■ **Provided entries**:
--------------------
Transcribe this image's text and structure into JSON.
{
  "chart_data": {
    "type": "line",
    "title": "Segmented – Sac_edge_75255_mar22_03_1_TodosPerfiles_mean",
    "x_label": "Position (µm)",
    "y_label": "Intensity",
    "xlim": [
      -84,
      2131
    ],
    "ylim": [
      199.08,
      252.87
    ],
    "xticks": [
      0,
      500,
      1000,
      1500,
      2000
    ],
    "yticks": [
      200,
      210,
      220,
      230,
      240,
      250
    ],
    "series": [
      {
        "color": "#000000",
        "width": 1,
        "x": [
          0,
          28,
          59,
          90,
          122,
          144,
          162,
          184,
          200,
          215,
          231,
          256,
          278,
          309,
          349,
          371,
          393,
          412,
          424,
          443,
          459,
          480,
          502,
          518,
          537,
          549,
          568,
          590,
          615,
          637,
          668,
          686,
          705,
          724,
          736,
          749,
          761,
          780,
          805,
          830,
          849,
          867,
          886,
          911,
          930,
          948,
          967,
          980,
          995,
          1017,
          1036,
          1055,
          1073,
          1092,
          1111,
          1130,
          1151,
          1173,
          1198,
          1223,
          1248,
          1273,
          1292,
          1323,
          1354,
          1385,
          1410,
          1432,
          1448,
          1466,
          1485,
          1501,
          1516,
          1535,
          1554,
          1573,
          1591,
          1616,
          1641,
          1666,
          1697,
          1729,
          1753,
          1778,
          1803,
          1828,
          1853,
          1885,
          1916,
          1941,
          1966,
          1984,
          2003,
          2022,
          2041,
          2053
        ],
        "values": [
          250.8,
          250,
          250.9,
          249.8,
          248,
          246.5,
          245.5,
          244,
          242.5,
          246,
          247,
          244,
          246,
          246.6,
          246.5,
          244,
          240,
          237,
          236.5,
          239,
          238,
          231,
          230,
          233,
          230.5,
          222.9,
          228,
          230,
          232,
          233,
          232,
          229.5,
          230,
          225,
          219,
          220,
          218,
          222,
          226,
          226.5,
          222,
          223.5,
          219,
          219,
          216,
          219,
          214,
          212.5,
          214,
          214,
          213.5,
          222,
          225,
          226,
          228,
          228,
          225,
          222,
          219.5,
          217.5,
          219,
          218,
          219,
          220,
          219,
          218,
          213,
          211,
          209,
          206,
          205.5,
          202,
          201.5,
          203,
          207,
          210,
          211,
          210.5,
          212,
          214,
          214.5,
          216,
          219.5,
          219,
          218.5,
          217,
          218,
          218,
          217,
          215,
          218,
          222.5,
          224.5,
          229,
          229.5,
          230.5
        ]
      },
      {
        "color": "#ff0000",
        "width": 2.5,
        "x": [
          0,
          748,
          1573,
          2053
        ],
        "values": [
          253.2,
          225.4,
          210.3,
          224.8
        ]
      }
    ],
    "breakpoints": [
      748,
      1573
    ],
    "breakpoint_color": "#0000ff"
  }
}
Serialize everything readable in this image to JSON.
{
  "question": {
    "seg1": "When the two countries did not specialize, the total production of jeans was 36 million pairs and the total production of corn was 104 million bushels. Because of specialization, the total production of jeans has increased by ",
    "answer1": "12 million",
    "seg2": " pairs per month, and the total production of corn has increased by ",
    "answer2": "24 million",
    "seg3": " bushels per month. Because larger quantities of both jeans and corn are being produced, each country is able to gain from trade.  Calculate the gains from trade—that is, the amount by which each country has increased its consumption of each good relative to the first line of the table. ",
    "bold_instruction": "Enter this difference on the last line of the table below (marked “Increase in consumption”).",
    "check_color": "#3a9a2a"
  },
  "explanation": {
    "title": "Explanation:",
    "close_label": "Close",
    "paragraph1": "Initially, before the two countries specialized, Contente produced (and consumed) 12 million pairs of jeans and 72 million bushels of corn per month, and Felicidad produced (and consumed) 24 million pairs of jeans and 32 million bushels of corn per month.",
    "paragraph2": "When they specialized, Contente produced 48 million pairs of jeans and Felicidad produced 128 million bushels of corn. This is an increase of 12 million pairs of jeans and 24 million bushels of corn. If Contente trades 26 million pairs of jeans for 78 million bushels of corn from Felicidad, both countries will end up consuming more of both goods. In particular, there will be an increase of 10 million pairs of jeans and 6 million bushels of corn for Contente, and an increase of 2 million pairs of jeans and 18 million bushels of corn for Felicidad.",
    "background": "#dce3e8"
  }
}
--------------------
■ **Work to complete**:
Restate each entry exactly, skipping none.

■ **Task result**:
Transcribe this image's text and structure into JSON.
{
  "chart_data": {
    "type": "line",
    "title": "Segmented – Sac_edge_75255_mar22_03_1_TodosPerfiles_mean",
    "x_label": "Position (µm)",
    "y_label": "Intensity",
    "xlim": [
      -84,
      2131
    ],
    "ylim": [
      199.08,
      252.87
    ],
    "xticks": [
      0,
      500,
      1000,
      1500,
      2000
    ],
    "yticks": [
      200,
      210,
      220,
      230,
      240,
      250
    ],
    "series": [
      {
        "color": "#000000",
        "width": 1,
        "x": [
          0,
          28,
          59,
          90,
          122,
          144,
          162,
          184,
          200,
          215,
          231,
          256,
          278,
          309,
          349,
          371,
          393,
          412,
          424,
          443,
          459,
          480,
          502,
          518,
          537,
          549,
          568,
          590,
          615,
          637,
          668,
          686,
          705,
          724,
          736,
          749,
          761,
          780,
          805,
          830,
          849,
          867,
          886,
          911,
          930,
          948,
          967,
          980,
          995,
          1017,
          1036,
          1055,
          1073,
          1092,
          1111,
          1130,
          1151,
          1173,
          1198,
          1223,
          1248,
          1273,
          1292,
          1323,
          1354,
          1385,
          1410,
          1432,
          1448,
          1466,
          1485,
          1501,
          1516,
          1535,
          1554,
          1573,
          1591,
          1616,
          1641,
          1666,
          1697,
          1729,
          1753,
          1778,
          1803,
          1828,
          1853,
          1885,
          1916,
          1941,
          1966,
          1984,
          2003,
          2022,
          2041,
          2053
        ],
        "values": [
          250.8,
          250,
          250.9,
          249.8,
          248,
          246.5,
          245.5,
          244,
          242.5,
          246,
          247,
          244,
          246,
          246.6,
          246.5,
          244,
          240,
          237,
          236.5,
          239,
          238,
          231,
          230,
          233,
          230.5,
          222.9,
          228,
          230,
          232,
          233,
          232,
          229.5,
          230,
          225,
          219,
          220,
          218,
          222,
          226,
          226.5,
          222,
          223.5,
          219,
          219,
          216,
          219,
          214,
          212.5,
          214,
          214,
          213.5,
          222,
          225,
          226,
          228,
          228,
          225,
          222,
          219.5,
          217.5,
          219,
          218,
          219,
          220,
          219,
          218,
          213,
          211,
          209,
          206,
          205.5,
          202,
          201.5,
          203,
          207,
          210,
          211,
          210.5,
          212,
          214,
          214.5,
          216,
          219.5,
          219,
          218.5,
          217,
          218,
          218,
          217,
          215,
          218,
          222.5,
          224.5,
          229,
          229.5,
          230.5
        ]
      },
      {
        "color": "#ff0000",
        "width": 2.5,
        "x": [
          0,
          748,
          1573,
          2053
        ],
        "values": [
          253.2,
          225.4,
          210.3,
          224.8
        ]
      }
    ],
    "breakpoints": [
      748,
      1573
    ],
    "breakpoint_color": "#0000ff"
  }
}
Serialize everything readable in this image to JSON.
{
  "question": {
    "seg1": "When the two countries did not specialize, the total production of jeans was 36 million pairs and the total production of corn was 104 million bushels. Because of specialization, the total production of jeans has increased by ",
    "answer1": "12 million",
    "seg2": " pairs per month, and the total production of corn has increased by ",
    "answer2": "24 million",
    "seg3": " bushels per month. Because larger quantities of both jeans and corn are being produced, each country is able to gain from trade.  Calculate the gains from trade—that is, the amount by which each country has increased its consumption of each good relative to the first line of the table. ",
    "bold_instruction": "Enter this difference on the last line of the table below (marked “Increase in consumption”).",
    "check_color": "#3a9a2a"
  },
  "explanation": {
    "title": "Explanation:",
    "close_label": "Close",
    "paragraph1": "Initially, before the two countries specialized, Contente produced (and consumed) 12 million pairs of jeans and 72 million bushels of corn per month, and Felicidad produced (and consumed) 24 million pairs of jeans and 32 million bushels of corn per month.",
    "paragraph2": "When they specialized, Contente produced 48 million pairs of jeans and Felicidad produced 128 million bushels of corn. This is an increase of 12 million pairs of jeans and 24 million bushels of corn. If Contente trades 26 million pairs of jeans for 78 million bushels of corn from Felicidad, both countries will end up consuming more of both goods. In particular, there will be an increase of 10 million pairs of jeans and 6 million bushels of corn for Contente, and an increase of 2 million pairs of jeans and 18 million bushels of corn for Felicidad.",
    "background": "#dce3e8"
  }
}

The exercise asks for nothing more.